→ Exercise prompt: Every line below is to be copied exactly, with the pictures left out.

→ Supplied records:
# # # # #

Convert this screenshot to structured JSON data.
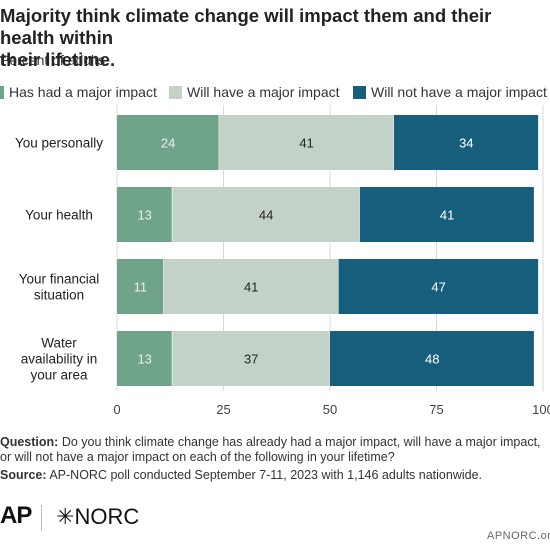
{
  "chart_data": {
    "type": "bar",
    "orientation": "horizontal",
    "stacked": true,
    "title": "Majority think climate change will impact them and their health within\ntheir lifetime.",
    "subtitle": "Percent of adults",
    "categories": [
      "You personally",
      "Your health",
      "Your financial situation",
      "Water availability in your area"
    ],
    "series": [
      {
        "name": "Has had a major impact",
        "color": "#6fa48a",
        "label_color": "#e9f2ed",
        "values": [
          24,
          13,
          11,
          13
        ]
      },
      {
        "name": "Will have a major impact",
        "color": "#c3d2c6",
        "label_color": "#222222",
        "values": [
          41,
          44,
          41,
          37
        ]
      },
      {
        "name": "Will not have a major impact",
        "color": "#175e7c",
        "label_color": "#ffffff",
        "values": [
          34,
          41,
          47,
          48
        ]
      }
    ],
    "xlim": [
      0,
      100
    ],
    "x_ticks": [
      "0",
      "25",
      "50",
      "75",
      "100"
    ],
    "grid": true,
    "legend": "top"
  },
  "footer": {
    "question_label": "Question:",
    "question_text": "Do you think climate change has already had a major impact, will have a major impact, or will not have a major impact on each of the following in your lifetime?",
    "source_label": "Source:",
    "source_text": "AP-NORC poll conducted September 7-11, 2023 with 1,146 adults nationwide.",
    "logo_ap": "AP",
    "logo_norc": "NORC",
    "site": "APNORC.org"
  }
}
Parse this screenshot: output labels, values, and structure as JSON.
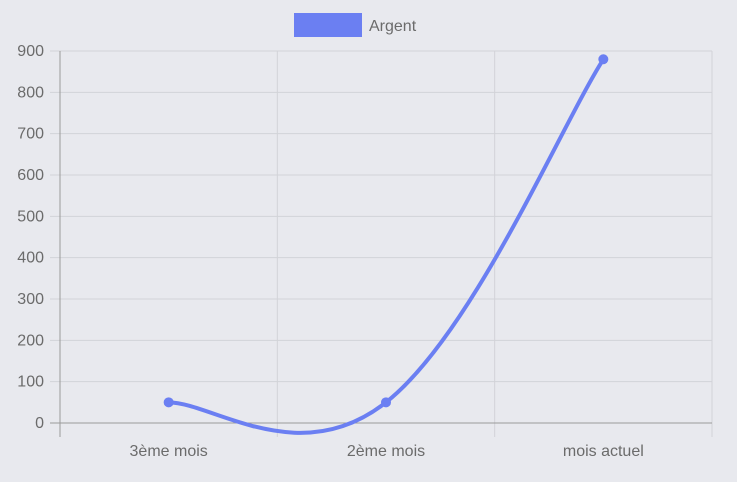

# # # # #

→ Answer for the task:
Convert this screenshot to structured JSON data.
{
  "chart_data": {
    "type": "bar",
    "orientation": "horizontal",
    "stacked": true,
    "title": "Majority think climate change will impact them and their health within\ntheir lifetime.",
    "subtitle": "Percent of adults",
    "categories": [
      "You personally",
      "Your health",
      "Your financial situation",
      "Water availability in your area"
    ],
    "series": [
      {
        "name": "Has had a major impact",
        "color": "#6fa48a",
        "label_color": "#e9f2ed",
        "values": [
          24,
          13,
          11,
          13
        ]
      },
      {
        "name": "Will have a major impact",
        "color": "#c3d2c6",
        "label_color": "#222222",
        "values": [
          41,
          44,
          41,
          37
        ]
      },
      {
        "name": "Will not have a major impact",
        "color": "#175e7c",
        "label_color": "#ffffff",
        "values": [
          34,
          41,
          47,
          48
        ]
      }
    ],
    "xlim": [
      0,
      100
    ],
    "x_ticks": [
      "0",
      "25",
      "50",
      "75",
      "100"
    ],
    "grid": true,
    "legend": "top"
  },
  "footer": {
    "question_label": "Question:",
    "question_text": "Do you think climate change has already had a major impact, will have a major impact, or will not have a major impact on each of the following in your lifetime?",
    "source_label": "Source:",
    "source_text": "AP-NORC poll conducted September 7-11, 2023 with 1,146 adults nationwide.",
    "logo_ap": "AP",
    "logo_norc": "NORC",
    "site": "APNORC.org"
  }
}
Parse this screenshot: output labels, values, and structure as JSON.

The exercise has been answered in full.